• Written exercise: Write out each record below exactly as it appears, with no pictures.

begin

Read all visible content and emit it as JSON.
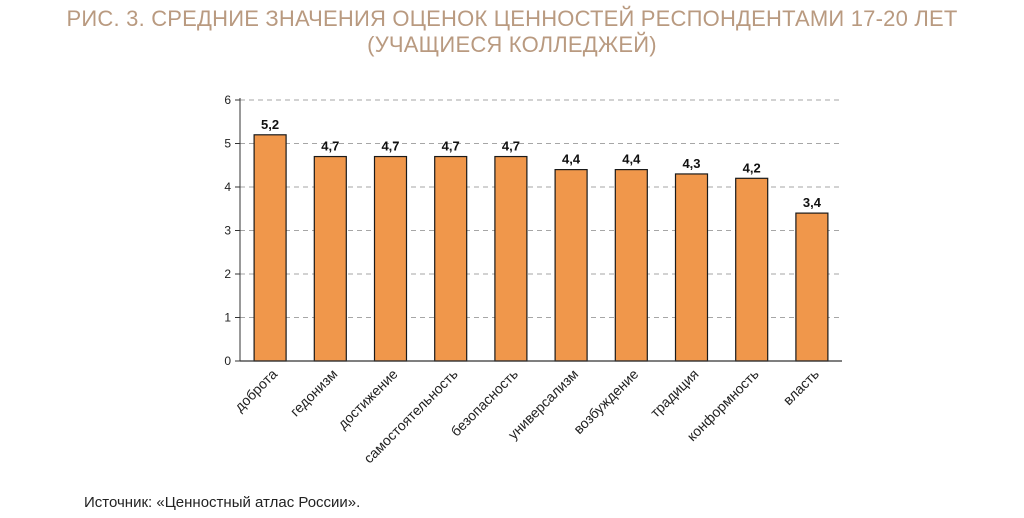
{
  "colors": {
    "title": "#b99a80",
    "bar": "#f0974b",
    "bar_stroke": "#1a1a1a",
    "grid": "#a6a6a6"
  },
  "figure": {
    "title_line1": "РИС. 3. СРЕДНИЕ ЗНАЧЕНИЯ ОЦЕНОК ЦЕННОСТЕЙ РЕСПОНДЕНТАМИ 17-20 ЛЕТ",
    "title_line2": "(УЧАЩИЕСЯ КОЛЛЕДЖЕЙ)",
    "source": "Источник: «Ценностный атлас России»."
  },
  "chart_data": {
    "type": "bar",
    "categories": [
      "доброта",
      "гедонизм",
      "достижение",
      "самостоятельность",
      "безопасность",
      "универсализм",
      "возбуждение",
      "традиция",
      "конформность",
      "власть"
    ],
    "values": [
      5.2,
      4.7,
      4.7,
      4.7,
      4.7,
      4.4,
      4.4,
      4.3,
      4.2,
      3.4
    ],
    "value_labels": [
      "5,2",
      "4,7",
      "4,7",
      "4,7",
      "4,7",
      "4,4",
      "4,4",
      "4,3",
      "4,2",
      "3,4"
    ],
    "ylim": [
      0,
      6
    ],
    "yticks": [
      "0",
      "1",
      "2",
      "3",
      "4",
      "5",
      "6"
    ],
    "grid": true,
    "grid_style": "dashed"
  }
}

end

• Worked solution:
Read all visible content and emit it as JSON.
{
  "colors": {
    "title": "#b99a80",
    "bar": "#f0974b",
    "bar_stroke": "#1a1a1a",
    "grid": "#a6a6a6"
  },
  "figure": {
    "title_line1": "РИС. 3. СРЕДНИЕ ЗНАЧЕНИЯ ОЦЕНОК ЦЕННОСТЕЙ РЕСПОНДЕНТАМИ 17-20 ЛЕТ",
    "title_line2": "(УЧАЩИЕСЯ КОЛЛЕДЖЕЙ)",
    "source": "Источник: «Ценностный атлас России»."
  },
  "chart_data": {
    "type": "bar",
    "categories": [
      "доброта",
      "гедонизм",
      "достижение",
      "самостоятельность",
      "безопасность",
      "универсализм",
      "возбуждение",
      "традиция",
      "конформность",
      "власть"
    ],
    "values": [
      5.2,
      4.7,
      4.7,
      4.7,
      4.7,
      4.4,
      4.4,
      4.3,
      4.2,
      3.4
    ],
    "value_labels": [
      "5,2",
      "4,7",
      "4,7",
      "4,7",
      "4,7",
      "4,4",
      "4,4",
      "4,3",
      "4,2",
      "3,4"
    ],
    "ylim": [
      0,
      6
    ],
    "yticks": [
      "0",
      "1",
      "2",
      "3",
      "4",
      "5",
      "6"
    ],
    "grid": true,
    "grid_style": "dashed"
  }
}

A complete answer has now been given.